_Lesetext_
Enns, Österreich, 15. April 2026
Ein 78-jähriger Mann wurde vom Landesgericht Steyr zu lebenslanger Haft verurteilt, weil er seine Ehefrau und seinen Sohn in Enns ermordet haben soll.
Tat und Urteil
Der Angeklagte, der seit über 50 Jahren mit seiner Frau verheiratet war und keine Vorstrafen aufwies, soll die beiden Opfer mit einer Pfanne geschlagen, erwürgt und anschließend mit einem Küchenmesser erstochen haben. Die Staatsanwaltschaft bezeichnete die Tat als "klassischen Doppelmord".
Richterinnen und Richter sahen keine mildernden Umstände und entschieden, dass eine lebenslange Freiheitsstrafe die einzig angemessene Sanktion sei. "Lebenslang ist die einzig mögliche Strafe gewesen", erklärte der Richter während der Urteilsverkündung. Das Gericht betonte die besondere Schwere der Tat, die im gemeinsamen Zuhause der Familie im Bezirk Linz-Land stattfand.
Hintergrund und Motiv
Laut Gerichtsakten hatte der Mann ein Jahr vor der Tat einen Herzinfarkt erlitten und litt seither unter traumatischen Folgen. Trotz dieser gesundheitlichen Probleme gab es keine Hinweise auf frühere Gewalttätigkeiten in der Familie. Die genauen Motive für die Tat wurden während des Prozesses nicht vollständig geklärt, doch die Anklage verwies auf die Brutalität der Angriffe.

_Aufgaben_
A) Gib aus dem Bericht über das Urteil den Teil wieder, der bei den Worten „Richterinnen und Richter“ anfängt und nach „Bezirk Linz-Land stattfand.“ aufhört. Tausche darin „Gericht“ gegen „Landesgericht“ aus.
B) Fasse bitte im Bericht über das Urteil den Absatz, der mit „Laut Gerichtsakten“ beginnt, als kurze Liste mit seinen wichtigsten Fakten zusammen.

_Datensatzeinträge_
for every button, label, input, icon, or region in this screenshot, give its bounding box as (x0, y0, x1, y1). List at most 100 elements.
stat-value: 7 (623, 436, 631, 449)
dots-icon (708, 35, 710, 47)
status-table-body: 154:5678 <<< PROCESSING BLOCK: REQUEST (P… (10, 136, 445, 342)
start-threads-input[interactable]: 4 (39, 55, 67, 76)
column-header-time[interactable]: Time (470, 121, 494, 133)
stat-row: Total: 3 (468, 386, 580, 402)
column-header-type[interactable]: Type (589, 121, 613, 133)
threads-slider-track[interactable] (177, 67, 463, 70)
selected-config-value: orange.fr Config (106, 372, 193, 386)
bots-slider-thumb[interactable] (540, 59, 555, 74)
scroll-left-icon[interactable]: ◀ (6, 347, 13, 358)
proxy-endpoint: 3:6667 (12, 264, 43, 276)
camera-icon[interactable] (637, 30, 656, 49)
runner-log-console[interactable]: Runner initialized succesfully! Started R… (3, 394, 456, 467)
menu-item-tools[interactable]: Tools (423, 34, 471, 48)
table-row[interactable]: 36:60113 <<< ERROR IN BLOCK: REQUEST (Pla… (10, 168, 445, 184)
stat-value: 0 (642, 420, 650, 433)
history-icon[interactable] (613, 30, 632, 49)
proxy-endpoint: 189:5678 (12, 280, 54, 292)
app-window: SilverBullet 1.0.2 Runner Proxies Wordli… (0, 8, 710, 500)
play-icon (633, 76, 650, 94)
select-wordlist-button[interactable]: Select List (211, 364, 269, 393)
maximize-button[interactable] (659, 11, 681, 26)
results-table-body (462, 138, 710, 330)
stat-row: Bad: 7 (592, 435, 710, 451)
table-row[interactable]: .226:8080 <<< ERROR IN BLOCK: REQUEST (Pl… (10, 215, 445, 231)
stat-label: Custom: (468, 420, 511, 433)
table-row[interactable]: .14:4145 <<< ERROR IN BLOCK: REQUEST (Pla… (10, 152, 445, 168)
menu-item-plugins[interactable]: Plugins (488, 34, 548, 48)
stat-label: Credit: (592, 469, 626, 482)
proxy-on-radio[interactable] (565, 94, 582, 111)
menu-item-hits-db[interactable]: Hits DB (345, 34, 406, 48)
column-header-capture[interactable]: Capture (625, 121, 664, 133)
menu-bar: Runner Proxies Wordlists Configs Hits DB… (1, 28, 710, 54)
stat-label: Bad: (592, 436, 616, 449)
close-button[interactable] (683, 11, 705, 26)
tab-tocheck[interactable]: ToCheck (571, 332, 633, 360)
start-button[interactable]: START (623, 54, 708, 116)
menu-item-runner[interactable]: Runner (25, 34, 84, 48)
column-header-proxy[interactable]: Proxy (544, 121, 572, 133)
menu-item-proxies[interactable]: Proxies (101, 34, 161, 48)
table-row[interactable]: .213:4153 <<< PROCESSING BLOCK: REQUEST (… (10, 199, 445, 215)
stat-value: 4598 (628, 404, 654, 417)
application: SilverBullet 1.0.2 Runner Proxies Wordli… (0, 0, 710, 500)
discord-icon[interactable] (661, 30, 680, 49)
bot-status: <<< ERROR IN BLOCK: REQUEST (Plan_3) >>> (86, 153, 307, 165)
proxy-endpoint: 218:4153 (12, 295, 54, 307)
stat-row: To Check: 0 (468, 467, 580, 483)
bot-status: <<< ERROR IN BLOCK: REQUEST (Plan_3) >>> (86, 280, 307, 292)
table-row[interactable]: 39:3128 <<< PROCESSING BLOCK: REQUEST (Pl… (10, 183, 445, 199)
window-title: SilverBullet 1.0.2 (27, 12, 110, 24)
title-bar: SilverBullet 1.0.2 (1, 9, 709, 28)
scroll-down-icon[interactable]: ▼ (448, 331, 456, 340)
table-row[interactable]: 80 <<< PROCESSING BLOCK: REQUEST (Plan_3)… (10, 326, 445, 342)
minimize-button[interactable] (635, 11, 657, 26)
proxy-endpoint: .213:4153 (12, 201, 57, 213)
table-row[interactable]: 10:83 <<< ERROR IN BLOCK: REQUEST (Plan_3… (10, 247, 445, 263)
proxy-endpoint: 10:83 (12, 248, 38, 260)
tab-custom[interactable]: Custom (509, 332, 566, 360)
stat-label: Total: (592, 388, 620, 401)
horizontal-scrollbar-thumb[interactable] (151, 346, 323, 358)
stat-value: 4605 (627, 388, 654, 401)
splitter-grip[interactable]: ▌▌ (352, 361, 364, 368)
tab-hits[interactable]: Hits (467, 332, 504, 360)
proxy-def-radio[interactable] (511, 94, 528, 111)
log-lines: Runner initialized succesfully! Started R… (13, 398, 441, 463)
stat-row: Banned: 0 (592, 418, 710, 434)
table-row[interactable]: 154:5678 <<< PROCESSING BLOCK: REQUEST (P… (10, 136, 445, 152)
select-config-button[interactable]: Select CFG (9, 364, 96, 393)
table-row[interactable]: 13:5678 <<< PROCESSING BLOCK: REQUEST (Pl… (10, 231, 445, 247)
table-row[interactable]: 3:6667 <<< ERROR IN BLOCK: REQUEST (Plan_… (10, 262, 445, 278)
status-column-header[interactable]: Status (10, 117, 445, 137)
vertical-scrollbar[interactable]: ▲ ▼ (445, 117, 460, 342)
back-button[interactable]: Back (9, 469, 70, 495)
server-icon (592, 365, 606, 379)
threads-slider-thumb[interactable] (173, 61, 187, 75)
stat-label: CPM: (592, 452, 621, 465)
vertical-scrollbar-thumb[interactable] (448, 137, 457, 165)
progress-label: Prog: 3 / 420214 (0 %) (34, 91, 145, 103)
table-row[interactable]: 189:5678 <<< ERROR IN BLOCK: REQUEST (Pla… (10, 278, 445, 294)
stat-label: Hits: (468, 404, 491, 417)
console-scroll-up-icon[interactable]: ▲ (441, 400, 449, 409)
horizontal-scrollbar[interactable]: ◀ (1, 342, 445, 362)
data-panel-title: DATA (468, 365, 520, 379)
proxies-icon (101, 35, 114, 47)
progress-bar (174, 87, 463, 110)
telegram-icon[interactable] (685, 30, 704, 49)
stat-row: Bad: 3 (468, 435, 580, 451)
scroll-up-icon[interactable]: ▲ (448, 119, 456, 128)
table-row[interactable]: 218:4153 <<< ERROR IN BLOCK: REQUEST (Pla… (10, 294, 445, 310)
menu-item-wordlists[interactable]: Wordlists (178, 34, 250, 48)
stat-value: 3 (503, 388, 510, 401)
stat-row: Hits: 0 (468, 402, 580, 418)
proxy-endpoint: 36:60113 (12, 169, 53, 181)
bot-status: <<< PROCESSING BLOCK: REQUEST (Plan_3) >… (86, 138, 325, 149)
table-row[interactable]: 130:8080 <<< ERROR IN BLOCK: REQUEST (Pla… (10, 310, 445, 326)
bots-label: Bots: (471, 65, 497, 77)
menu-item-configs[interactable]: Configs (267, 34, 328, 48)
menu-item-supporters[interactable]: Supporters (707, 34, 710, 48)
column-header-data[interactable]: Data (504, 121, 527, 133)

_Lösungen_
A)
Richterinnen und Richter sahen keine mildernden Umstände und entschieden, dass eine lebenslange Freiheitsstrafe die einzig angemessene Sanktion sei. "Lebenslang ist die einzig mögliche Strafe gewesen", erklärte der Richter während der Urteilsverkündung. Das Landesgericht betonte die besondere Schwere der Tat, die im gemeinsamen Zuhause der Familie im Bezirk Linz-Land stattfand.

B)
- Ein Jahr vor der Tat erlitt der Mann einen Herzinfarkt und litt seither unter traumatischen Folgen.
- Es gab keine Hinweise auf frühere Gewalttätigkeiten in der Familie.
- Die genauen Motive wurden im Prozess nicht vollständig geklärt.
- Die Anklage verwies auf die Brutalität der Angriffe.